→ **WORK TO BE COMPLETED**:
Give all of the lines again, with nothing added or dropped.

▬▬▬

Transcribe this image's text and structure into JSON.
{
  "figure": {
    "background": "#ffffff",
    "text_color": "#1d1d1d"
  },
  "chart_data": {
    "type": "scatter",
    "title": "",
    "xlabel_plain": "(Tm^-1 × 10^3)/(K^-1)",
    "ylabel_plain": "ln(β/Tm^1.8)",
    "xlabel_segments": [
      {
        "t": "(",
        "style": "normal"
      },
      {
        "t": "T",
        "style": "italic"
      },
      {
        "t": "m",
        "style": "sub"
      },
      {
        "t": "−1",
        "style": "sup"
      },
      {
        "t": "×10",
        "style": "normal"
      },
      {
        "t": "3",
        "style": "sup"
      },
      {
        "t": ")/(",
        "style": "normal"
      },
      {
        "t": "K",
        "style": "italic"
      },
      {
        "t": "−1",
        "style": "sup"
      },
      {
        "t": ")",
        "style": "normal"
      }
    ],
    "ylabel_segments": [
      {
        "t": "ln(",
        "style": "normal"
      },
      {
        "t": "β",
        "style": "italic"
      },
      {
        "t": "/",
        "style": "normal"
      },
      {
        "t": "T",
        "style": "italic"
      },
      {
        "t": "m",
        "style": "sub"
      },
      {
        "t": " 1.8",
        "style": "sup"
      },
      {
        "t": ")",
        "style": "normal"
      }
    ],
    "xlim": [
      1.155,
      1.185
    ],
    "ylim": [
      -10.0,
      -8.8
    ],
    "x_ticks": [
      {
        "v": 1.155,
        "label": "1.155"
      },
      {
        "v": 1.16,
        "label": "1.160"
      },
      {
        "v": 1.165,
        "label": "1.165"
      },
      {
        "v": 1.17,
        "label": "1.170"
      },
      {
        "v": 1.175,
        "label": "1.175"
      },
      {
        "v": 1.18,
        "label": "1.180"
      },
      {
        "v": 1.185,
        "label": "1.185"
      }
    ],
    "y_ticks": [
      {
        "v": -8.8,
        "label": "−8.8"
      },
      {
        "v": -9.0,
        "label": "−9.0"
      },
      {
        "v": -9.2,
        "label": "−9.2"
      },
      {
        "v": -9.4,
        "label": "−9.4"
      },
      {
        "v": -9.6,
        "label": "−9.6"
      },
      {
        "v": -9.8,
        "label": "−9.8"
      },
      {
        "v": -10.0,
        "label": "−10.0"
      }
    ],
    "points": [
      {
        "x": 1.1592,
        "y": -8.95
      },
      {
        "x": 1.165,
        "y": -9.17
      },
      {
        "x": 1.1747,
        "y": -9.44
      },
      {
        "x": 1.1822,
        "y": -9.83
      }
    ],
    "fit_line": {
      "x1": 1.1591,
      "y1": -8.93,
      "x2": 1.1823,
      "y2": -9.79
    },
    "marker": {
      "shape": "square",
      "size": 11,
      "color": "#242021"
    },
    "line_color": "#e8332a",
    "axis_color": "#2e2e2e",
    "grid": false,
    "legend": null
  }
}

▬▬▬

→ **WORKED ANSWER**:
Transcribe this image's text and structure into JSON.
{
  "figure": {
    "background": "#ffffff",
    "text_color": "#1d1d1d"
  },
  "chart_data": {
    "type": "scatter",
    "title": "",
    "xlabel_plain": "(Tm^-1 × 10^3)/(K^-1)",
    "ylabel_plain": "ln(β/Tm^1.8)",
    "xlabel_segments": [
      {
        "t": "(",
        "style": "normal"
      },
      {
        "t": "T",
        "style": "italic"
      },
      {
        "t": "m",
        "style": "sub"
      },
      {
        "t": "−1",
        "style": "sup"
      },
      {
        "t": "×10",
        "style": "normal"
      },
      {
        "t": "3",
        "style": "sup"
      },
      {
        "t": ")/(",
        "style": "normal"
      },
      {
        "t": "K",
        "style": "italic"
      },
      {
        "t": "−1",
        "style": "sup"
      },
      {
        "t": ")",
        "style": "normal"
      }
    ],
    "ylabel_segments": [
      {
        "t": "ln(",
        "style": "normal"
      },
      {
        "t": "β",
        "style": "italic"
      },
      {
        "t": "/",
        "style": "normal"
      },
      {
        "t": "T",
        "style": "italic"
      },
      {
        "t": "m",
        "style": "sub"
      },
      {
        "t": " 1.8",
        "style": "sup"
      },
      {
        "t": ")",
        "style": "normal"
      }
    ],
    "xlim": [
      1.155,
      1.185
    ],
    "ylim": [
      -10.0,
      -8.8
    ],
    "x_ticks": [
      {
        "v": 1.155,
        "label": "1.155"
      },
      {
        "v": 1.16,
        "label": "1.160"
      },
      {
        "v": 1.165,
        "label": "1.165"
      },
      {
        "v": 1.17,
        "label": "1.170"
      },
      {
        "v": 1.175,
        "label": "1.175"
      },
      {
        "v": 1.18,
        "label": "1.180"
      },
      {
        "v": 1.185,
        "label": "1.185"
      }
    ],
    "y_ticks": [
      {
        "v": -8.8,
        "label": "−8.8"
      },
      {
        "v": -9.0,
        "label": "−9.0"
      },
      {
        "v": -9.2,
        "label": "−9.2"
      },
      {
        "v": -9.4,
        "label": "−9.4"
      },
      {
        "v": -9.6,
        "label": "−9.6"
      },
      {
        "v": -9.8,
        "label": "−9.8"
      },
      {
        "v": -10.0,
        "label": "−10.0"
      }
    ],
    "points": [
      {
        "x": 1.1592,
        "y": -8.95
      },
      {
        "x": 1.165,
        "y": -9.17
      },
      {
        "x": 1.1747,
        "y": -9.44
      },
      {
        "x": 1.1822,
        "y": -9.83
      }
    ],
    "fit_line": {
      "x1": 1.1591,
      "y1": -8.93,
      "x2": 1.1823,
      "y2": -9.79
    },
    "marker": {
      "shape": "square",
      "size": 11,
      "color": "#242021"
    },
    "line_color": "#e8332a",
    "axis_color": "#2e2e2e",
    "grid": false,
    "legend": null
  }
}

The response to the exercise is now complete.